• **Stated goal**: Scan the data that follows and count the lines with the string "الرزاق"; answer with the count alone.

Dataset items
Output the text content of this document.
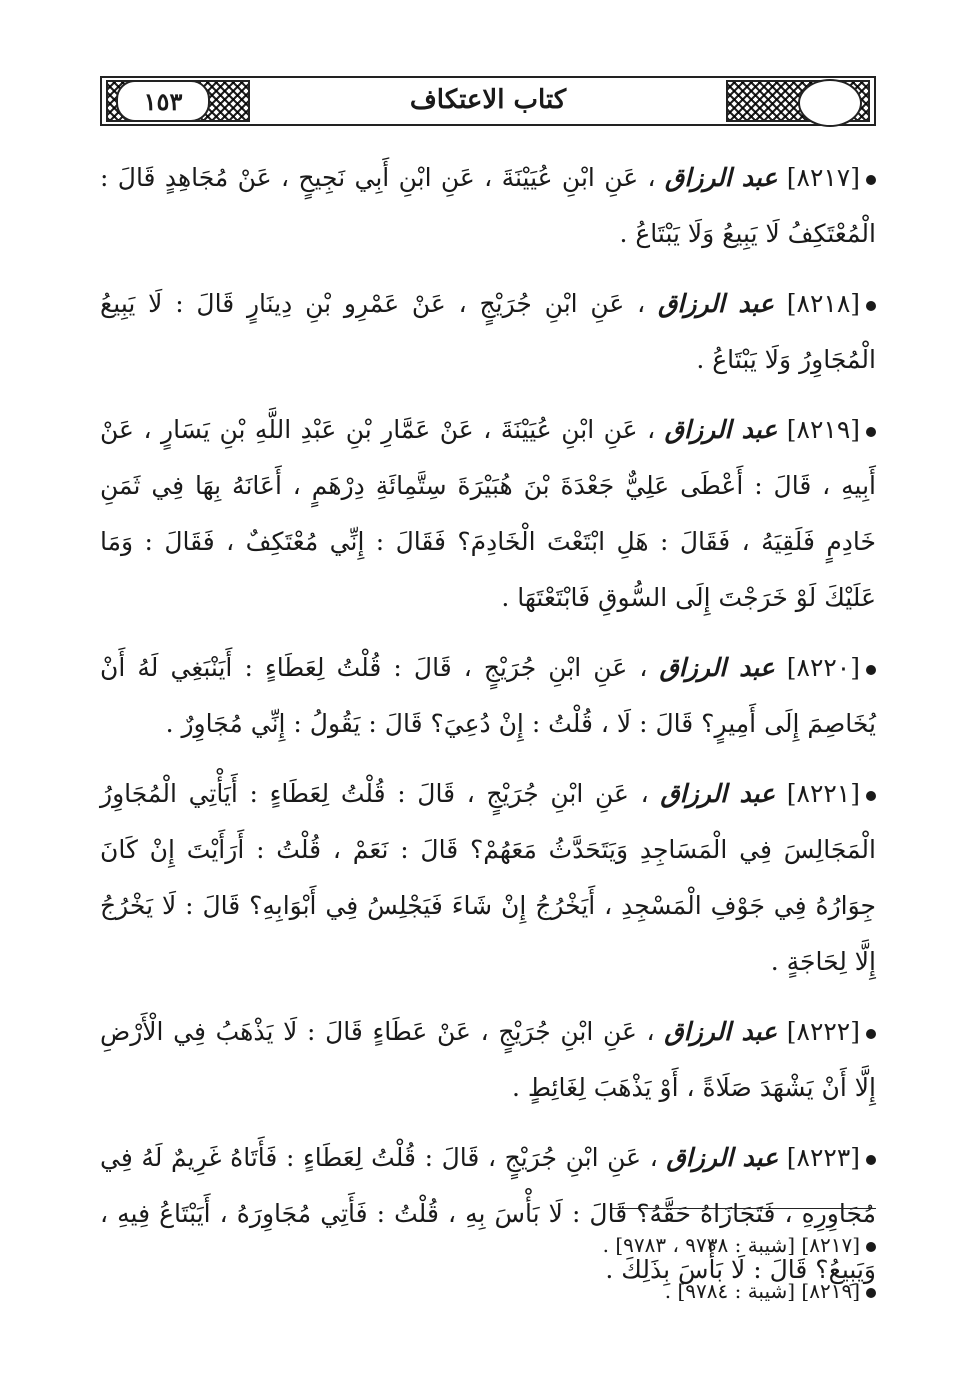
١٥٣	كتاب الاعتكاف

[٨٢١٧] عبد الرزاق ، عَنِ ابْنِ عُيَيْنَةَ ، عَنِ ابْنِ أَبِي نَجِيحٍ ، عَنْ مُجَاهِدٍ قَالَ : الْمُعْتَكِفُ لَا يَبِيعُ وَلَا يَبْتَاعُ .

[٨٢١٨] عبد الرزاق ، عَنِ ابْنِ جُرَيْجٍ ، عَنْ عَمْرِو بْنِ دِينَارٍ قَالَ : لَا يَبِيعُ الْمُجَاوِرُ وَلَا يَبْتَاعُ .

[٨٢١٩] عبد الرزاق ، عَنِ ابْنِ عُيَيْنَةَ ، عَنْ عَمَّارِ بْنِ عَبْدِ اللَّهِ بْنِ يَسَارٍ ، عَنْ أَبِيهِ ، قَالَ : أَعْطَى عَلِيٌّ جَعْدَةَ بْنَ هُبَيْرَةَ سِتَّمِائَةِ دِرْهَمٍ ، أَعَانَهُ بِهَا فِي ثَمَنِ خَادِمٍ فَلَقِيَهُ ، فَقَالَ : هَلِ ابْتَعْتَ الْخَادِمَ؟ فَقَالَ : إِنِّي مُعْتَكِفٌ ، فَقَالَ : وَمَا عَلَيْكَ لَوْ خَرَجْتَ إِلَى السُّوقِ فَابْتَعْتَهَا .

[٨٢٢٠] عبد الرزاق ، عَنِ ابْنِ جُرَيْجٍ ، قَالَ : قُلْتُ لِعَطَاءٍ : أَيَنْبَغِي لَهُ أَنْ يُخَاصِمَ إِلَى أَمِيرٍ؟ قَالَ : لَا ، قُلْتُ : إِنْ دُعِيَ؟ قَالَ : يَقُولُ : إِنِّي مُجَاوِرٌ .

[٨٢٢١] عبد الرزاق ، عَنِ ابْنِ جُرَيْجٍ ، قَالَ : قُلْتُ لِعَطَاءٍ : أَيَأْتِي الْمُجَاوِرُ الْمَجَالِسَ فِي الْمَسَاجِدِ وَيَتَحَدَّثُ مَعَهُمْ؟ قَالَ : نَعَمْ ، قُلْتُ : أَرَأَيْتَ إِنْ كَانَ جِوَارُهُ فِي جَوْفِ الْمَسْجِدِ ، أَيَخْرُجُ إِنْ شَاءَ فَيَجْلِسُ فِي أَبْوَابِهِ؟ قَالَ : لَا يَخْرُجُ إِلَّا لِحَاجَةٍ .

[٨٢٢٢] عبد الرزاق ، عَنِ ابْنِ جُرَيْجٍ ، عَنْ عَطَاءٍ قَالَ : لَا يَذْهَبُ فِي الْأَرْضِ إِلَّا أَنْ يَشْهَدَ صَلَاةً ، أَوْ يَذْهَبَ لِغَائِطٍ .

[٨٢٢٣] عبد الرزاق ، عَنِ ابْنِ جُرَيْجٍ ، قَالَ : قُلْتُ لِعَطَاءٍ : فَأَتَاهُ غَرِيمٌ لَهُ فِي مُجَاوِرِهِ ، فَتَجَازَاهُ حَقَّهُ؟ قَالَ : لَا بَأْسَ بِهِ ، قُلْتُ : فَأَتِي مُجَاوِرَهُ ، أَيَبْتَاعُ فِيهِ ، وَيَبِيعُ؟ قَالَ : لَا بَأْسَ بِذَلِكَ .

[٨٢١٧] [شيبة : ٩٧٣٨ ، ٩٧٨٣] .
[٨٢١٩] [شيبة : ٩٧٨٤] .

• **Solved problem**: 7